(Exercise instructions)
An exact reproduction of the records is required, with all images left out.

(Records shown)
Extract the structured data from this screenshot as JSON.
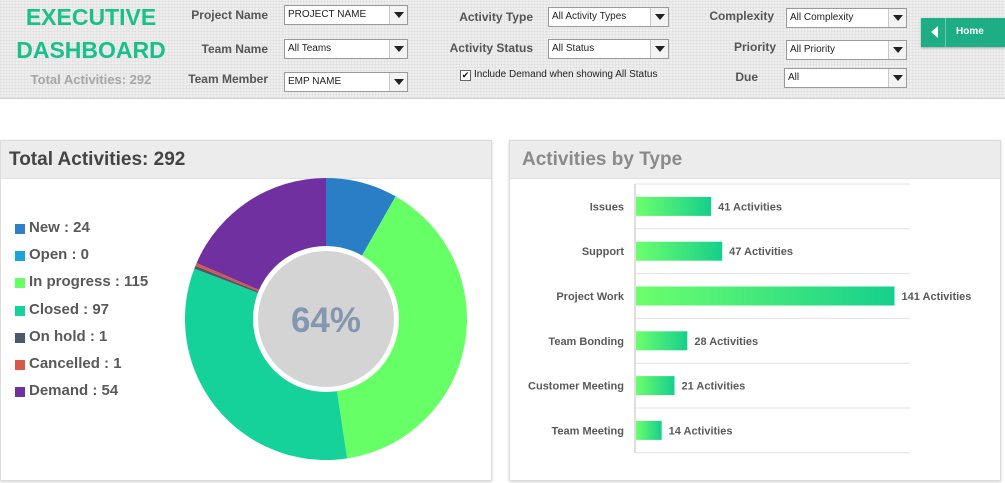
{
  "header": {
    "title_line1": "EXECUTIVE",
    "title_line2": "DASHBOARD",
    "total_label": "Total Activities: 292"
  },
  "filters": {
    "project_name": {
      "label": "Project Name",
      "value": "PROJECT NAME"
    },
    "team_name": {
      "label": "Team Name",
      "value": "All Teams"
    },
    "team_member": {
      "label": "Team Member",
      "value": "EMP NAME"
    },
    "activity_type": {
      "label": "Activity Type",
      "value": "All Activity Types"
    },
    "activity_status": {
      "label": "Activity Status",
      "value": "All Status"
    },
    "include_demand": {
      "label": "Include Demand when showing All Status",
      "checked": true,
      "mark": "✔"
    },
    "complexity": {
      "label": "Complexity",
      "value": "All Complexity"
    },
    "priority": {
      "label": "Priority",
      "value": "All Priority"
    },
    "due": {
      "label": "Due",
      "value": "All"
    }
  },
  "home_button": {
    "label": "Home"
  },
  "panel_total": {
    "title": "Total Activities: 292",
    "legend": [
      {
        "label": "New : 24",
        "color": "#2f80c8"
      },
      {
        "label": "Open : 0",
        "color": "#1aa3dc"
      },
      {
        "label": "In progress : 115",
        "color": "#66ff66"
      },
      {
        "label": "Closed : 97",
        "color": "#14d29a"
      },
      {
        "label": "On hold : 1",
        "color": "#4a5a6a"
      },
      {
        "label": "Cancelled : 1",
        "color": "#d9574a"
      },
      {
        "label": "Demand : 54",
        "color": "#7030a0"
      }
    ],
    "center_text": "64%"
  },
  "panel_type": {
    "title": "Activities by Type"
  },
  "chart_data": [
    {
      "type": "pie",
      "title": "Total Activities: 292",
      "categories": [
        "New",
        "Open",
        "In progress",
        "Closed",
        "On hold",
        "Cancelled",
        "Demand"
      ],
      "values": [
        24,
        0,
        115,
        97,
        1,
        1,
        54
      ],
      "colors": [
        "#2a7ec6",
        "#1aa3dc",
        "#66ff66",
        "#14d29a",
        "#4a5a6a",
        "#d9574a",
        "#7030a0"
      ],
      "center_label": "64%",
      "donut": true
    },
    {
      "type": "bar",
      "orientation": "horizontal",
      "title": "Activities by Type",
      "categories": [
        "Issues",
        "Support",
        "Project Work",
        "Team Bonding",
        "Customer Meeting",
        "Team Meeting"
      ],
      "values": [
        41,
        47,
        141,
        28,
        21,
        14
      ],
      "value_suffix": "Activities",
      "xlim": [
        0,
        150
      ],
      "grid": true
    }
  ]
}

(Reply)
Extract the structured data from this screenshot as JSON.
{
  "header": {
    "title_line1": "EXECUTIVE",
    "title_line2": "DASHBOARD",
    "total_label": "Total Activities: 292"
  },
  "filters": {
    "project_name": {
      "label": "Project Name",
      "value": "PROJECT NAME"
    },
    "team_name": {
      "label": "Team Name",
      "value": "All Teams"
    },
    "team_member": {
      "label": "Team Member",
      "value": "EMP NAME"
    },
    "activity_type": {
      "label": "Activity Type",
      "value": "All Activity Types"
    },
    "activity_status": {
      "label": "Activity Status",
      "value": "All Status"
    },
    "include_demand": {
      "label": "Include Demand when showing All Status",
      "checked": true,
      "mark": "✔"
    },
    "complexity": {
      "label": "Complexity",
      "value": "All Complexity"
    },
    "priority": {
      "label": "Priority",
      "value": "All Priority"
    },
    "due": {
      "label": "Due",
      "value": "All"
    }
  },
  "home_button": {
    "label": "Home"
  },
  "panel_total": {
    "title": "Total Activities: 292",
    "legend": [
      {
        "label": "New : 24",
        "color": "#2f80c8"
      },
      {
        "label": "Open : 0",
        "color": "#1aa3dc"
      },
      {
        "label": "In progress : 115",
        "color": "#66ff66"
      },
      {
        "label": "Closed : 97",
        "color": "#14d29a"
      },
      {
        "label": "On hold : 1",
        "color": "#4a5a6a"
      },
      {
        "label": "Cancelled : 1",
        "color": "#d9574a"
      },
      {
        "label": "Demand : 54",
        "color": "#7030a0"
      }
    ],
    "center_text": "64%"
  },
  "panel_type": {
    "title": "Activities by Type"
  },
  "chart_data": [
    {
      "type": "pie",
      "title": "Total Activities: 292",
      "categories": [
        "New",
        "Open",
        "In progress",
        "Closed",
        "On hold",
        "Cancelled",
        "Demand"
      ],
      "values": [
        24,
        0,
        115,
        97,
        1,
        1,
        54
      ],
      "colors": [
        "#2a7ec6",
        "#1aa3dc",
        "#66ff66",
        "#14d29a",
        "#4a5a6a",
        "#d9574a",
        "#7030a0"
      ],
      "center_label": "64%",
      "donut": true
    },
    {
      "type": "bar",
      "orientation": "horizontal",
      "title": "Activities by Type",
      "categories": [
        "Issues",
        "Support",
        "Project Work",
        "Team Bonding",
        "Customer Meeting",
        "Team Meeting"
      ],
      "values": [
        41,
        47,
        141,
        28,
        21,
        14
      ],
      "value_suffix": "Activities",
      "xlim": [
        0,
        150
      ],
      "grid": true
    }
  ]
}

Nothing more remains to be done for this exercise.